▸ **Work instructions**: Compile every line that includes the word "Außendurchmesser".

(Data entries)
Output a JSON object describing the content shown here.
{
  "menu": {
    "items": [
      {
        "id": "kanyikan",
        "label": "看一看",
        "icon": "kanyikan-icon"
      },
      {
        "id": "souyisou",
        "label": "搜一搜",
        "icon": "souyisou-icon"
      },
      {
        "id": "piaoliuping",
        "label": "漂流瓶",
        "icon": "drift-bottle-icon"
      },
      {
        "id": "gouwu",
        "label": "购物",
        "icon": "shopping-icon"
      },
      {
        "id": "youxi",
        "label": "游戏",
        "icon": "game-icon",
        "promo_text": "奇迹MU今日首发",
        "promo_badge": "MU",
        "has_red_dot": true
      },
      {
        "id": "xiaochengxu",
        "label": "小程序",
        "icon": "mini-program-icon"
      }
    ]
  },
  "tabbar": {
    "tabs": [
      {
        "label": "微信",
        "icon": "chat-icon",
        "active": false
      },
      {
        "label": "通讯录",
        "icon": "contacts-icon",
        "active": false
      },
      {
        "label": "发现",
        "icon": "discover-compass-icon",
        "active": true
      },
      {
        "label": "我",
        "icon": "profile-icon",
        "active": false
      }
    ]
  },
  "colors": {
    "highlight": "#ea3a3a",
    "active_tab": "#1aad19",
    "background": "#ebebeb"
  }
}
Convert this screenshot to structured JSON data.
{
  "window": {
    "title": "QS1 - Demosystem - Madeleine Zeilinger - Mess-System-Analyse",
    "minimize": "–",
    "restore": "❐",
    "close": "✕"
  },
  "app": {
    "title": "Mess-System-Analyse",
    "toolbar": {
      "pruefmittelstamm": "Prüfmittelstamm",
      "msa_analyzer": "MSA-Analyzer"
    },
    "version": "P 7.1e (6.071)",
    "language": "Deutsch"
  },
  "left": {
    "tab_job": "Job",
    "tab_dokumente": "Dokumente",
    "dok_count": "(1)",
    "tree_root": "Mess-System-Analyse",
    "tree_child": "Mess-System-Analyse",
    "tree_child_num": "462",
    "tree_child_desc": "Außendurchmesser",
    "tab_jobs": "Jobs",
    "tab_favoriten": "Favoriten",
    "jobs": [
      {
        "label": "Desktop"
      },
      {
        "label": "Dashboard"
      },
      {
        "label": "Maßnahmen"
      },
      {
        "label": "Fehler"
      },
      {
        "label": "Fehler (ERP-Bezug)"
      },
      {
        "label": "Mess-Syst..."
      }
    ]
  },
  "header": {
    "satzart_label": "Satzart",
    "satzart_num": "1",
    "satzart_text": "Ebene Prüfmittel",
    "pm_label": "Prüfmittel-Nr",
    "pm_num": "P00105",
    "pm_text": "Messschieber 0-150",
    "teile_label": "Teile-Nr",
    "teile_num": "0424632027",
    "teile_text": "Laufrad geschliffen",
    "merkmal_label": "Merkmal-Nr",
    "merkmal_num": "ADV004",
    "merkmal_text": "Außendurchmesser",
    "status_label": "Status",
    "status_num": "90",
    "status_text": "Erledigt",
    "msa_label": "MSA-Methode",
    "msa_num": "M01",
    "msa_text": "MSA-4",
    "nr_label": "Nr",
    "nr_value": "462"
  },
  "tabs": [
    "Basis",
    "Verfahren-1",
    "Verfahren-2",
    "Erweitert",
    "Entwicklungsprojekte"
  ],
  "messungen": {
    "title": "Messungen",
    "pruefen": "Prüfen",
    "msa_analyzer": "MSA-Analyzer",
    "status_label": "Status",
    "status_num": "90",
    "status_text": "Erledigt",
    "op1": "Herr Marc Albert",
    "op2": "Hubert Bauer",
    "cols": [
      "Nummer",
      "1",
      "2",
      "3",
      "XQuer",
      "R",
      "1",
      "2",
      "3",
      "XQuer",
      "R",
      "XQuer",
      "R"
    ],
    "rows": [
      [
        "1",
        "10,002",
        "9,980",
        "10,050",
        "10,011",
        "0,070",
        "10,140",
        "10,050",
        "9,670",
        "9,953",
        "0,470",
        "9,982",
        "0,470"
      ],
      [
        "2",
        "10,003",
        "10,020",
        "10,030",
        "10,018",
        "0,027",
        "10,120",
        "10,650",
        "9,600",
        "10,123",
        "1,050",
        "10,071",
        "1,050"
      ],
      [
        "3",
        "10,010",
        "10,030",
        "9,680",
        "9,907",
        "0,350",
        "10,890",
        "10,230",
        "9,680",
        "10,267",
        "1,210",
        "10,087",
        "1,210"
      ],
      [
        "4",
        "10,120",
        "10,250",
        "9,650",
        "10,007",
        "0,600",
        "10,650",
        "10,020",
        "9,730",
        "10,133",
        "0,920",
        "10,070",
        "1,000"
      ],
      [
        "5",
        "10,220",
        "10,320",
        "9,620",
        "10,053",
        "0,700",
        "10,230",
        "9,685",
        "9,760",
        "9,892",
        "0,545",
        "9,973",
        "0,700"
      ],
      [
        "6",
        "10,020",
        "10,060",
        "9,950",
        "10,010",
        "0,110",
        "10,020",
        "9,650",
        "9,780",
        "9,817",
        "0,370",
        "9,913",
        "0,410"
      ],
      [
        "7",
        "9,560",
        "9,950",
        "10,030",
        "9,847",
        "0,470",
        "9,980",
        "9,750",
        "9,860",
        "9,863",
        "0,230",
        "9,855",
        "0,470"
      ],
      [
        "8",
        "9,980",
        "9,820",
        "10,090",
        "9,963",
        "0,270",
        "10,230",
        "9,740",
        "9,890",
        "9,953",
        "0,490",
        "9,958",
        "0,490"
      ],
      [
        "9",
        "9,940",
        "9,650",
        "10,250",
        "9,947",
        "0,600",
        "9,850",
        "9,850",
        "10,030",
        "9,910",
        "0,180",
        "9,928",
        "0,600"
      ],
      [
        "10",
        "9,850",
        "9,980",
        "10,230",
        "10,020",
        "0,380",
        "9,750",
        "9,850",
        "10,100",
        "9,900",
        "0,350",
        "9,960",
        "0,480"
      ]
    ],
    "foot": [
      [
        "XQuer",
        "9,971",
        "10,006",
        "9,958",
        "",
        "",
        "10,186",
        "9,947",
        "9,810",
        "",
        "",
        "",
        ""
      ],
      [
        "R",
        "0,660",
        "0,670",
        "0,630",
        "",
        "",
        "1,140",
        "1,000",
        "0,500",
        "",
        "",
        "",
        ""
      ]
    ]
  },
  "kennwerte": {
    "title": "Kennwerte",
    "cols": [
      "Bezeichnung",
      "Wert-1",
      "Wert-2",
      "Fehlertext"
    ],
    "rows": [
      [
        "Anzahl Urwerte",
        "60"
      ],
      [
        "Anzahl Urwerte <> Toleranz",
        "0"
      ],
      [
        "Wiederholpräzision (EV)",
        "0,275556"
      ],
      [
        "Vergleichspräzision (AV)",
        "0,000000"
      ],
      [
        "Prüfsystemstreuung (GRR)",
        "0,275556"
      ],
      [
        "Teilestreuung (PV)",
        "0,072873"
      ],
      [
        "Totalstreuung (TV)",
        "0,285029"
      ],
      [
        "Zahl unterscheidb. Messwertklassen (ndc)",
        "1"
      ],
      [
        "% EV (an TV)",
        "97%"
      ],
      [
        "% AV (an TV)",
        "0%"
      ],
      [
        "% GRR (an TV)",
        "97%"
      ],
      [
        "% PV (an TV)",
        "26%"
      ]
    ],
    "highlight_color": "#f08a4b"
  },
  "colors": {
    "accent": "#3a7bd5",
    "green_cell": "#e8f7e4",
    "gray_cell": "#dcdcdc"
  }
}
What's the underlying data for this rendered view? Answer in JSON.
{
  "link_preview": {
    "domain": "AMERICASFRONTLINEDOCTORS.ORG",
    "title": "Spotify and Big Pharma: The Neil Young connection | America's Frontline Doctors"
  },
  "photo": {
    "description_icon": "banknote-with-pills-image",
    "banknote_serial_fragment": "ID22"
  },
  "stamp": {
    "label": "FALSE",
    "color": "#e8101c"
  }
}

▸ **Solution**:
    "tree_child_desc": "Außendurchmesser",
    "merkmal_text": "Außendurchmesser",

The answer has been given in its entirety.